| TASK DIRECTIONS |
Rewrite only the lines starting at the one containing "- header-active-tab: Betjening: [737, 24, 960, 62]" and ending at the one containing "- list-item: [65, 821, 480, 871]" as a numbered list, leaving out any blank lines.

| DATA FOR THE TASK |

-------------------------

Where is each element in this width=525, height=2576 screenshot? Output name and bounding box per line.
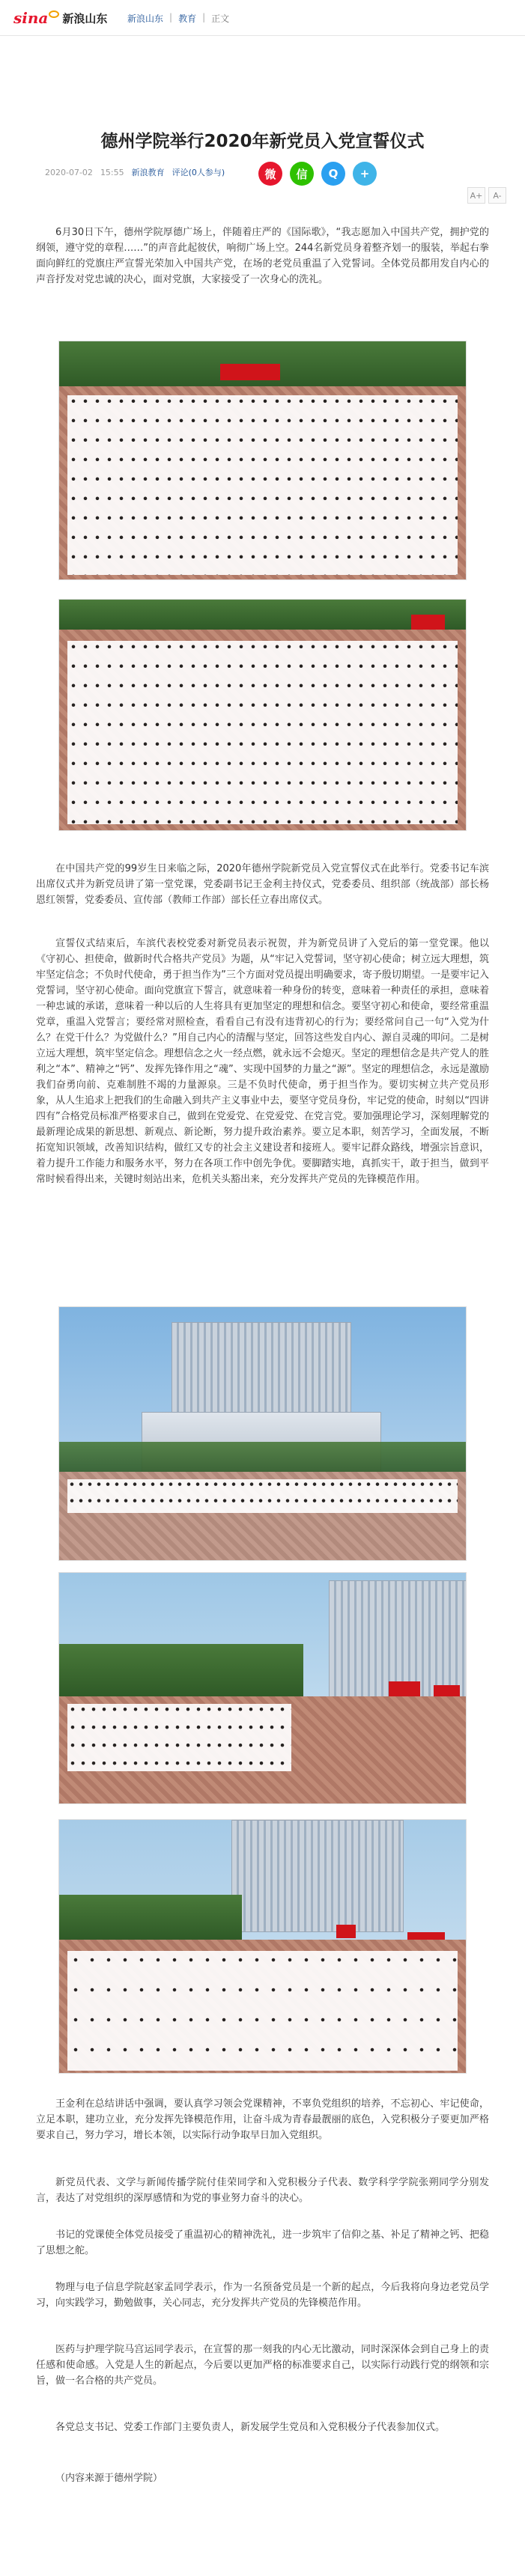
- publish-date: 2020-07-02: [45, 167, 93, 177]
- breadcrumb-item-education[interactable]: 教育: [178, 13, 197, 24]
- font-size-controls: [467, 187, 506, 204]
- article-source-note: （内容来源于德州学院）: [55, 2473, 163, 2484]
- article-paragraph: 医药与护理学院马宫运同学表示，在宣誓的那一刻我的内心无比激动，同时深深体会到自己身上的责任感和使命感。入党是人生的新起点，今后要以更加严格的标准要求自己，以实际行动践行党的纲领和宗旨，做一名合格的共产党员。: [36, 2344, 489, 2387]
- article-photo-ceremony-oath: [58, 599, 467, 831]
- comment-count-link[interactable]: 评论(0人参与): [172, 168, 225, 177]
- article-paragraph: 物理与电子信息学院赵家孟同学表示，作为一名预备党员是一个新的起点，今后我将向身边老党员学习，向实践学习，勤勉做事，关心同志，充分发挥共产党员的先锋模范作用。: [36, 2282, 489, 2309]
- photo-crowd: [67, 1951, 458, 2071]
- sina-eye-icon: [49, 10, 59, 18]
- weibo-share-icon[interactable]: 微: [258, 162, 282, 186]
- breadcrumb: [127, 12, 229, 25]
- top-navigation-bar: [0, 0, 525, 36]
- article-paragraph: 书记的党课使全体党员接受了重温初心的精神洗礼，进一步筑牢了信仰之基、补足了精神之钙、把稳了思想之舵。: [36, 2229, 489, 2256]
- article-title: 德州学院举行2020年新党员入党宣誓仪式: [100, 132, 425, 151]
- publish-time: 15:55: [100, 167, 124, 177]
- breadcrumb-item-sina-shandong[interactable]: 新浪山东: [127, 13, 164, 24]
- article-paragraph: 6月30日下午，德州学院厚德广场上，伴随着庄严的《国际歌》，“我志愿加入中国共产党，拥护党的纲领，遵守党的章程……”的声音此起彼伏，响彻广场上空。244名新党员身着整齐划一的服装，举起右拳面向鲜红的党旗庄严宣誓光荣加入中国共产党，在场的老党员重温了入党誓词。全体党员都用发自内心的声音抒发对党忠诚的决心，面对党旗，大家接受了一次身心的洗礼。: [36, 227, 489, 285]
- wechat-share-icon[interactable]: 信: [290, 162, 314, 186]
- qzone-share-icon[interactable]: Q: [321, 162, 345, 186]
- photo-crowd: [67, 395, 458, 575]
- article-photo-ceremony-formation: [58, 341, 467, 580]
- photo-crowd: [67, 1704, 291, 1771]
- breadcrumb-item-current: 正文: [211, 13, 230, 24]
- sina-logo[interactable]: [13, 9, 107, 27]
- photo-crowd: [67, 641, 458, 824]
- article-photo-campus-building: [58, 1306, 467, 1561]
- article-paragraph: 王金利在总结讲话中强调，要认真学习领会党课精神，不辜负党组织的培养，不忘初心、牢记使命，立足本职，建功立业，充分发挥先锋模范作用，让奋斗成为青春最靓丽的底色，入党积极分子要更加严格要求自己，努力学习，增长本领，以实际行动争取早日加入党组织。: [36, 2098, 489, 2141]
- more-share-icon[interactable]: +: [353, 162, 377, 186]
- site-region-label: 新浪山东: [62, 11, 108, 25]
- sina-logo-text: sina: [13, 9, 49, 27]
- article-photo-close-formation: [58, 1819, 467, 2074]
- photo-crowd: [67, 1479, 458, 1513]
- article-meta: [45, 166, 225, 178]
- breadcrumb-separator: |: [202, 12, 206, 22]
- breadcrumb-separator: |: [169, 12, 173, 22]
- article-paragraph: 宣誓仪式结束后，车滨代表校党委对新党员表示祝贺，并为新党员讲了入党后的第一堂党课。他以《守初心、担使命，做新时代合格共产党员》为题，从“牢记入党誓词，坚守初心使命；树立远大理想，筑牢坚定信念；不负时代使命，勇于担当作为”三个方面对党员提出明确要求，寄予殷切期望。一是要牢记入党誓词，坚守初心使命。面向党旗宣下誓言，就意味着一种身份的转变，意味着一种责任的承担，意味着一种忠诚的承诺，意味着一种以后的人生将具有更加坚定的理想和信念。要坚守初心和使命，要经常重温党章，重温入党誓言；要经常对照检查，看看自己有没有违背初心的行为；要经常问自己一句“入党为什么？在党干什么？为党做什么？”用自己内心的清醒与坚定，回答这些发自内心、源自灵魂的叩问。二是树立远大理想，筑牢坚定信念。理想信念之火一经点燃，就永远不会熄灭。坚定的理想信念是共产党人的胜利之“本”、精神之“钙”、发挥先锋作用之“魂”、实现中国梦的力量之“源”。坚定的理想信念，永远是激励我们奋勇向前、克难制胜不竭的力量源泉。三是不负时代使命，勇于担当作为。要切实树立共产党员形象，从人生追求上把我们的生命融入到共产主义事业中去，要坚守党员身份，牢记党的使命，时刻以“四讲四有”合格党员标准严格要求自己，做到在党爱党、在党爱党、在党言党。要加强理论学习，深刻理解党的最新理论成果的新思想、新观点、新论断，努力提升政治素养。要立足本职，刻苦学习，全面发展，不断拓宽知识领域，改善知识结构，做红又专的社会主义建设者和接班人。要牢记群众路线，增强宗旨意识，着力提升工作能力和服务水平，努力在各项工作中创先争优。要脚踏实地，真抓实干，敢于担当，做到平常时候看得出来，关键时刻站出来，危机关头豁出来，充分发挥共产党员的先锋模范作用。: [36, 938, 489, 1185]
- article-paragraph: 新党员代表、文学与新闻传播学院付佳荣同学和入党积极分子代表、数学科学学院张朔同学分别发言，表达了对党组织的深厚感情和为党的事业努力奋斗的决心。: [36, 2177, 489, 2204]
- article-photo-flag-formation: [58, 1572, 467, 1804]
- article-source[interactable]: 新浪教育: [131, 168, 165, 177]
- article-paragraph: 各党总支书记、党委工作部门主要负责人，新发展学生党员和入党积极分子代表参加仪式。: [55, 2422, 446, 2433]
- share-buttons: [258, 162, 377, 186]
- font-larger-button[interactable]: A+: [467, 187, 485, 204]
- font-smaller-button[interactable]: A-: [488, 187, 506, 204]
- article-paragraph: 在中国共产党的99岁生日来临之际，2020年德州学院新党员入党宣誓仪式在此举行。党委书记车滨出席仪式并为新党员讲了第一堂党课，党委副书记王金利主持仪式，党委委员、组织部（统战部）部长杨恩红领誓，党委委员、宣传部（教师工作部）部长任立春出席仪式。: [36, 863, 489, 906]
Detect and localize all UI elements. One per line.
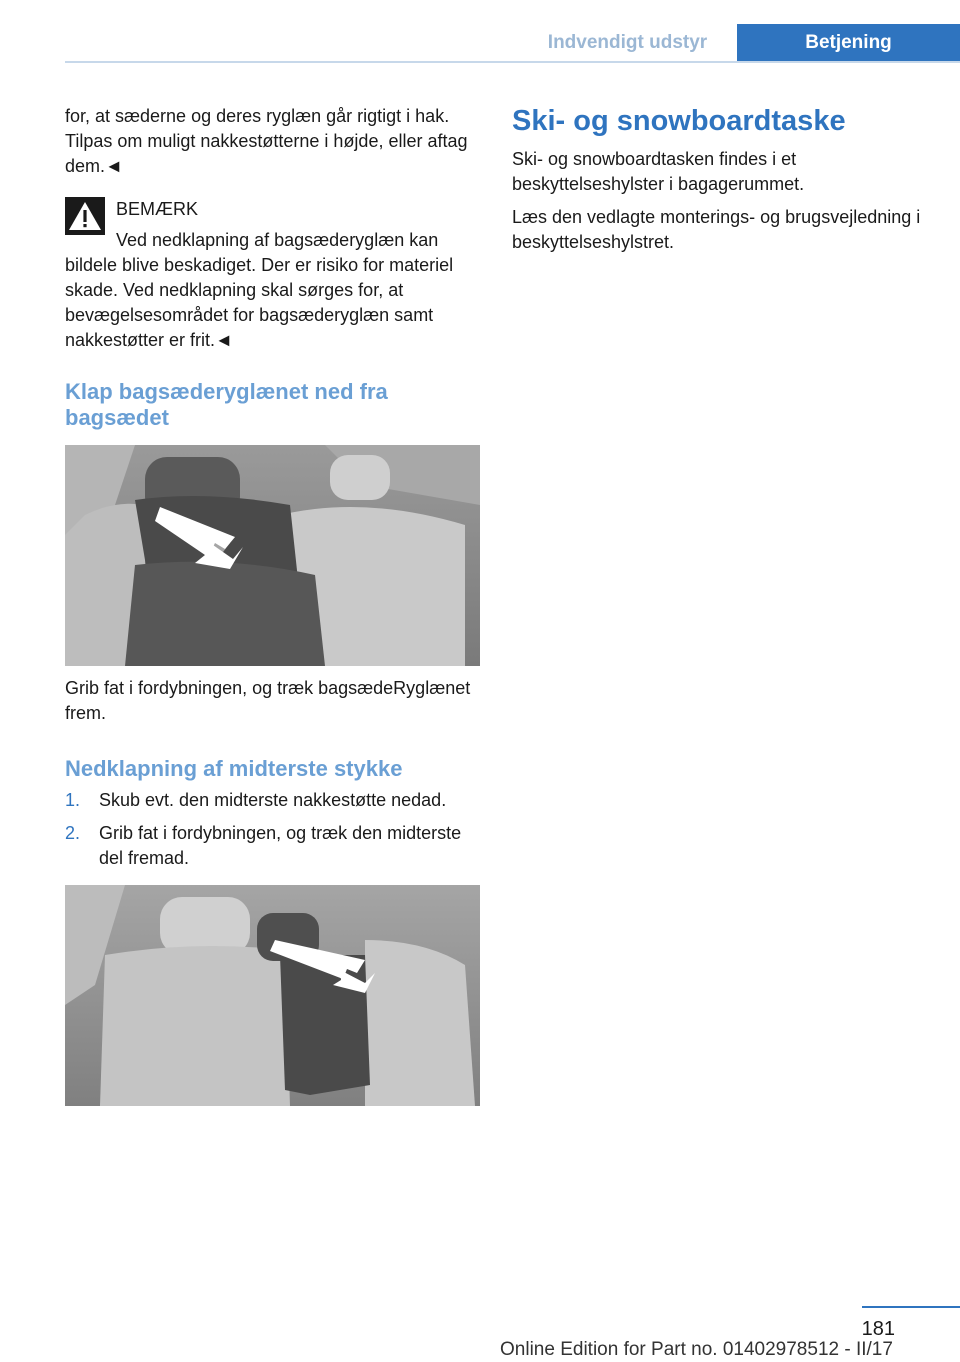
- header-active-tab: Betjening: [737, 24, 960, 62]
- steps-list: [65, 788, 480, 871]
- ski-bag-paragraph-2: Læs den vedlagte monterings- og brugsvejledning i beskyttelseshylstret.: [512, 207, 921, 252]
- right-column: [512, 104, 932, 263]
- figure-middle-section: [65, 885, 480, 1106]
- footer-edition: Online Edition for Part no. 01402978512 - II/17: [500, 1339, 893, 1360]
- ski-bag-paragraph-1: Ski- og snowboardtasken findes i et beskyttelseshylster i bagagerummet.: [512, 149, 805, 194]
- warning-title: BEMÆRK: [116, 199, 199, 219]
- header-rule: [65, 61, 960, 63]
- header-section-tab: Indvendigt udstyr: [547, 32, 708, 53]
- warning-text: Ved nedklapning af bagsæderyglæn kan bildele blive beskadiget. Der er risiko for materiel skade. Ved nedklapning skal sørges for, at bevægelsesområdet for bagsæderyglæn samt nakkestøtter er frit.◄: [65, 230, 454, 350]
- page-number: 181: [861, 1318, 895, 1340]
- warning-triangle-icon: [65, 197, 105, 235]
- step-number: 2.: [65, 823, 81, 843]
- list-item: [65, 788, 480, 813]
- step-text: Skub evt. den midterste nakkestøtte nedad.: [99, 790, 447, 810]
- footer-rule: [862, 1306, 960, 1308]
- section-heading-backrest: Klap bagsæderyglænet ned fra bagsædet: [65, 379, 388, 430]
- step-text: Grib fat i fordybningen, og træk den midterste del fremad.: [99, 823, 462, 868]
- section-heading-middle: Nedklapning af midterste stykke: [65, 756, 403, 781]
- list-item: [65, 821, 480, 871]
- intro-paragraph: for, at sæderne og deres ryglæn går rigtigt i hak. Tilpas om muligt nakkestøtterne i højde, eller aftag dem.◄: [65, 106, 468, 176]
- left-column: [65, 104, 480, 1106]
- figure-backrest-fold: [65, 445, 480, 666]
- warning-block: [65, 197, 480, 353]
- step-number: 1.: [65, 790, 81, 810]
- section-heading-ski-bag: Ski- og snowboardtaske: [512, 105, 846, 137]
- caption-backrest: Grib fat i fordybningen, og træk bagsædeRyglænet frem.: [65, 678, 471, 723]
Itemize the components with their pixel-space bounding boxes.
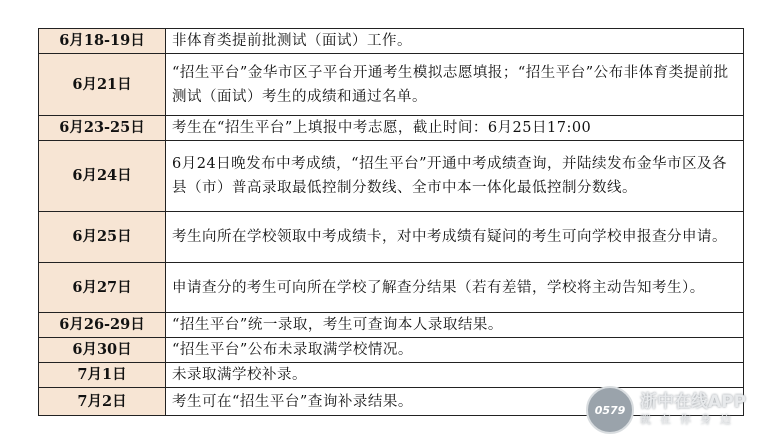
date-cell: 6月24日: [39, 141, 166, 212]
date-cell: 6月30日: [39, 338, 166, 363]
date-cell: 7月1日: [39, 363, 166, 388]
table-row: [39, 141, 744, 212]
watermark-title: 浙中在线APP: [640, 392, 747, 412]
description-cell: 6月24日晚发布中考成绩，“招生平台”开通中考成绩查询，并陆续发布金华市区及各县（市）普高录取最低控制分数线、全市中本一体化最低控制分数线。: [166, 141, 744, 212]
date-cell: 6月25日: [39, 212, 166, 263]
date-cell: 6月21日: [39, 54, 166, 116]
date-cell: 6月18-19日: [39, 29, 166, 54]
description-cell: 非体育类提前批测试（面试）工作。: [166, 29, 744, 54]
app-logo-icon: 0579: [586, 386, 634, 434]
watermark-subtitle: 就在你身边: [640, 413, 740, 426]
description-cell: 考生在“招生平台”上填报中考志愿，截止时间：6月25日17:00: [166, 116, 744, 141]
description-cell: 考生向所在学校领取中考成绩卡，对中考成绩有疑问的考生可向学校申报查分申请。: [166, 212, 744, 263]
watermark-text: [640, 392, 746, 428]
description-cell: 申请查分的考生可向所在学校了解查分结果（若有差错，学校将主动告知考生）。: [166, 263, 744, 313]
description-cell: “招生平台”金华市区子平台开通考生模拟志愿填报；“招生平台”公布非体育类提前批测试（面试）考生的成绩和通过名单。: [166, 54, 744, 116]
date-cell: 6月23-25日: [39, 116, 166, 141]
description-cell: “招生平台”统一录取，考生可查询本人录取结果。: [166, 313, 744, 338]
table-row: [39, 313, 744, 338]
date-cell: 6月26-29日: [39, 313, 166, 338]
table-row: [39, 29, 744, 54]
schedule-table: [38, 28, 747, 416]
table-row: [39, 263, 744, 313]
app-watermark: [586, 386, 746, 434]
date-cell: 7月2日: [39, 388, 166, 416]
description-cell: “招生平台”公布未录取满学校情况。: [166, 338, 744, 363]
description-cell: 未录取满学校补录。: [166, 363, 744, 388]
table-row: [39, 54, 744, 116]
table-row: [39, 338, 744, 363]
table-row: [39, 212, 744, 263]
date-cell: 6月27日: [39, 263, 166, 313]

-------------------------

| RESULT OF THE EXERCISE |
1. - header-active-tab: Betjening: [737, 24, 960, 62]
2. - steps-list: [65, 788, 480, 871]
3. - ski-bag-paragraph-2: Læs den vedlagte monterings- og brugsvejledning i beskyttelseshylstret.: [512, 207, 921, 252]
4. - right-column: [512, 104, 932, 263]
5. - figure-middle-section: [65, 885, 480, 1106]
6. - footer-edition: Online Edition for Part no. 01402978512 - II/17: [500, 1339, 893, 1360]
7. - ski-bag-paragraph-1: Ski- og snowboardtasken findes i et beskyttelseshylster i bagagerummet.: [512, 149, 805, 194]
8. - warning-title: BEMÆRK: [116, 199, 199, 219]
9. - header-rule: [65, 61, 960, 63]
10. - header-section-tab: Indvendigt udstyr: [547, 32, 708, 53]
11. - warning-text: Ved nedklapning af bagsæderyglæn kan bildele blive beskadiget. Der er risiko for materiel skade. Ved nedklapning skal sørges for, at bevægelsesområdet for bagsæderyglæn samt nakkestøtter er frit.◄: [65, 230, 454, 350]
12. - page-number: 181: [861, 1318, 895, 1340]
13. - warning-triangle-icon: [65, 197, 105, 235]
14. - step-number: 2.: [65, 823, 81, 843]
15. - list-item: [65, 788, 480, 813]
16. - step-text: Skub evt. den midterste nakkestøtte nedad.: [99, 790, 447, 810]
17. - footer-rule: [862, 1306, 960, 1308]
18. - section-heading-backrest: Klap bagsæderyglænet ned fra bagsædet: [65, 379, 388, 430]
19. - step-text: Grib fat i fordybningen, og træk den midterste del fremad.: [99, 823, 462, 868]
20. - section-heading-middle: Nedklapning af midterste stykke: [65, 756, 403, 781]
21. - list-item: [65, 821, 480, 871]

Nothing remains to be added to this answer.